*Exercise brief*:
The listing below should be printed exactly, every line of it. Skip the pictures.

*Source data*:
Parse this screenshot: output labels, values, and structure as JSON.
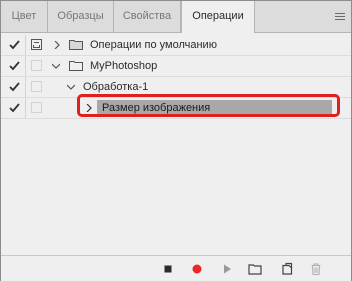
{
  "tabs": [
    {
      "label": "Цвет",
      "active": false
    },
    {
      "label": "Образцы",
      "active": false
    },
    {
      "label": "Свойства",
      "active": false
    },
    {
      "label": "Операции",
      "active": true
    }
  ],
  "actions": [
    {
      "label": "Операции по умолчанию",
      "checked": true,
      "expanded": false
    },
    {
      "label": "MyPhotoshop",
      "checked": true,
      "expanded": true
    },
    {
      "label": "Обработка-1",
      "checked": true,
      "expanded": true
    },
    {
      "label": "Размер изображения",
      "checked": true,
      "expanded": false,
      "selected": true
    }
  ],
  "footer": {
    "buttons": [
      "stop",
      "record",
      "play",
      "new-set",
      "new-action",
      "delete"
    ]
  },
  "colors": {
    "record": "#e8282b",
    "highlight": "#e02020",
    "selected_row": "#a8a8a8"
  }
}
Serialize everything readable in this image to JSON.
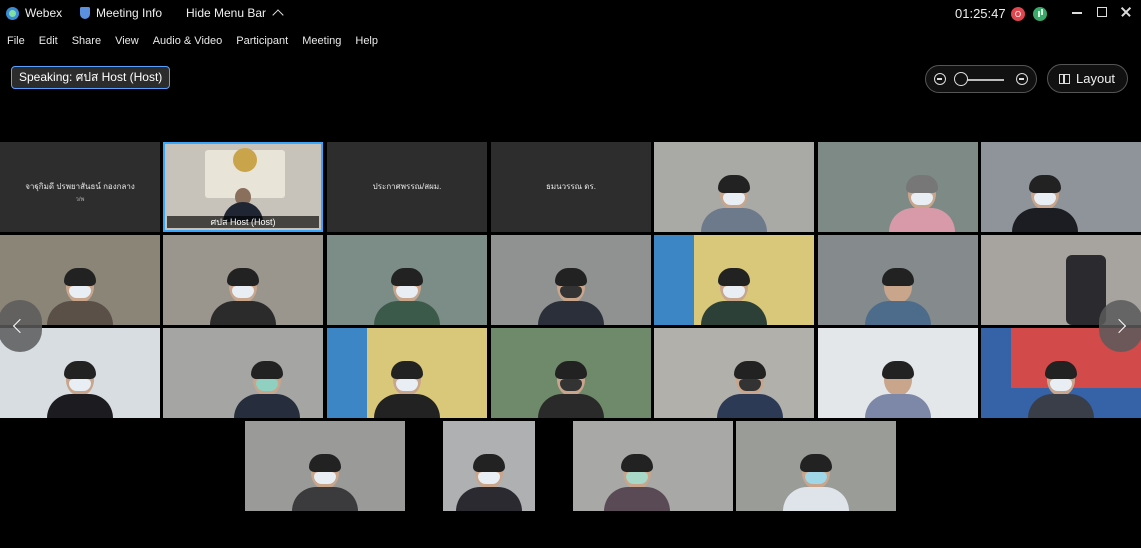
{
  "titlebar": {
    "app_name": "Webex",
    "meeting_info": "Meeting Info",
    "hide_menu": "Hide Menu Bar",
    "clock": "01:25:47",
    "rec_badge": "O"
  },
  "menu": [
    "File",
    "Edit",
    "Share",
    "View",
    "Audio & Video",
    "Participant",
    "Meeting",
    "Help"
  ],
  "speaking": "Speaking: ศปส Host (Host)",
  "layout_label": "Layout",
  "name_tiles": [
    {
      "name": "จาฐุกิมดี ปรพยาสันธน์ กองกลาง",
      "sub": "ว/พ"
    },
    {
      "name": "ประกาศพรรณ/สผม.",
      "sub": ""
    },
    {
      "name": "ธมนวรรณ ดร.",
      "sub": ""
    }
  ],
  "host_tile_label": "ศปส Host (Host)",
  "colors": {
    "accent_blue": "#3aa7ff",
    "record_red": "#e0464e",
    "network_green": "#3aa86a",
    "tile_background": "#2d2d2d"
  }
}
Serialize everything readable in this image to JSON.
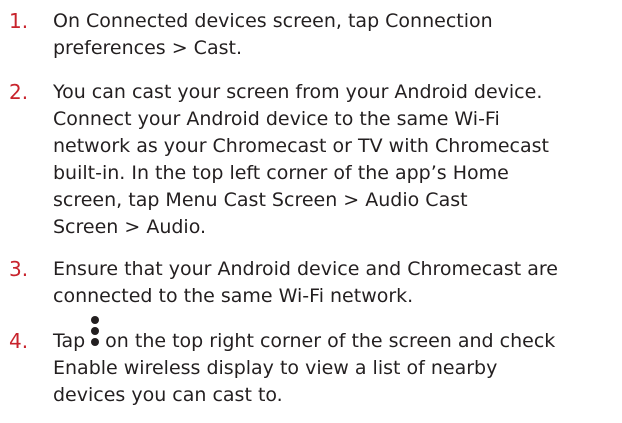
{
  "steps": [
    {
      "number": "1.",
      "lines": [
        "On Connected devices screen, tap Connection",
        "preferences > Cast."
      ]
    },
    {
      "number": "2.",
      "lines": [
        "You can cast your screen from your Android device.",
        "Connect your Android device to the same Wi-Fi",
        "network as your Chromecast or TV with Chromecast",
        "built-in. In the top left corner of the app’s Home",
        "screen, tap Menu Cast Screen > Audio Cast",
        "Screen > Audio."
      ]
    },
    {
      "number": "3.",
      "lines": [
        "Ensure that your Android device and Chromecast are",
        "connected to the same Wi-Fi network."
      ]
    },
    {
      "number": "4.",
      "first_line_before_icon": "Tap",
      "first_line_after_icon": "on the top right corner of the screen and check",
      "icon": "more-vert-icon",
      "lines_rest": [
        "Enable wireless display to view a list of nearby",
        "devices you can cast to."
      ]
    }
  ],
  "colors": {
    "number": "#c8232c",
    "text": "#231f20"
  }
}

*Solution to this problem*:
Parse this screenshot: output labels, values, and structure as JSON.
{
  "tabs": [
    {
      "label": "Цвет",
      "active": false
    },
    {
      "label": "Образцы",
      "active": false
    },
    {
      "label": "Свойства",
      "active": false
    },
    {
      "label": "Операции",
      "active": true
    }
  ],
  "actions": [
    {
      "label": "Операции по умолчанию",
      "checked": true,
      "expanded": false
    },
    {
      "label": "MyPhotoshop",
      "checked": true,
      "expanded": true
    },
    {
      "label": "Обработка-1",
      "checked": true,
      "expanded": true
    },
    {
      "label": "Размер изображения",
      "checked": true,
      "expanded": false,
      "selected": true
    }
  ],
  "footer": {
    "buttons": [
      "stop",
      "record",
      "play",
      "new-set",
      "new-action",
      "delete"
    ]
  },
  "colors": {
    "record": "#e8282b",
    "highlight": "#e02020",
    "selected_row": "#a8a8a8"
  }
}
Serialize everything readable in this image to JSON.
{
  "titlebar": {
    "app_name": "Webex",
    "meeting_info": "Meeting Info",
    "hide_menu": "Hide Menu Bar",
    "clock": "01:25:47",
    "rec_badge": "O"
  },
  "menu": [
    "File",
    "Edit",
    "Share",
    "View",
    "Audio & Video",
    "Participant",
    "Meeting",
    "Help"
  ],
  "speaking": "Speaking: ศปส Host (Host)",
  "layout_label": "Layout",
  "name_tiles": [
    {
      "name": "จาฐุกิมดี ปรพยาสันธน์ กองกลาง",
      "sub": "ว/พ"
    },
    {
      "name": "ประกาศพรรณ/สผม.",
      "sub": ""
    },
    {
      "name": "ธมนวรรณ ดร.",
      "sub": ""
    }
  ],
  "host_tile_label": "ศปส Host (Host)",
  "colors": {
    "accent_blue": "#3aa7ff",
    "record_red": "#e0464e",
    "network_green": "#3aa86a",
    "tile_background": "#2d2d2d"
  }
}
Serialize everything readable in this image to JSON.
{
  "steps": [
    {
      "number": "1.",
      "lines": [
        "On Connected devices screen, tap Connection",
        "preferences > Cast."
      ]
    },
    {
      "number": "2.",
      "lines": [
        "You can cast your screen from your Android device.",
        "Connect your Android device to the same Wi-Fi",
        "network as your Chromecast or TV with Chromecast",
        "built-in. In the top left corner of the app’s Home",
        "screen, tap Menu Cast Screen > Audio Cast",
        "Screen > Audio."
      ]
    },
    {
      "number": "3.",
      "lines": [
        "Ensure that your Android device and Chromecast are",
        "connected to the same Wi-Fi network."
      ]
    },
    {
      "number": "4.",
      "first_line_before_icon": "Tap",
      "first_line_after_icon": "on the top right corner of the screen and check",
      "icon": "more-vert-icon",
      "lines_rest": [
        "Enable wireless display to view a list of nearby",
        "devices you can cast to."
      ]
    }
  ],
  "colors": {
    "number": "#c8232c",
    "text": "#231f20"
  }
}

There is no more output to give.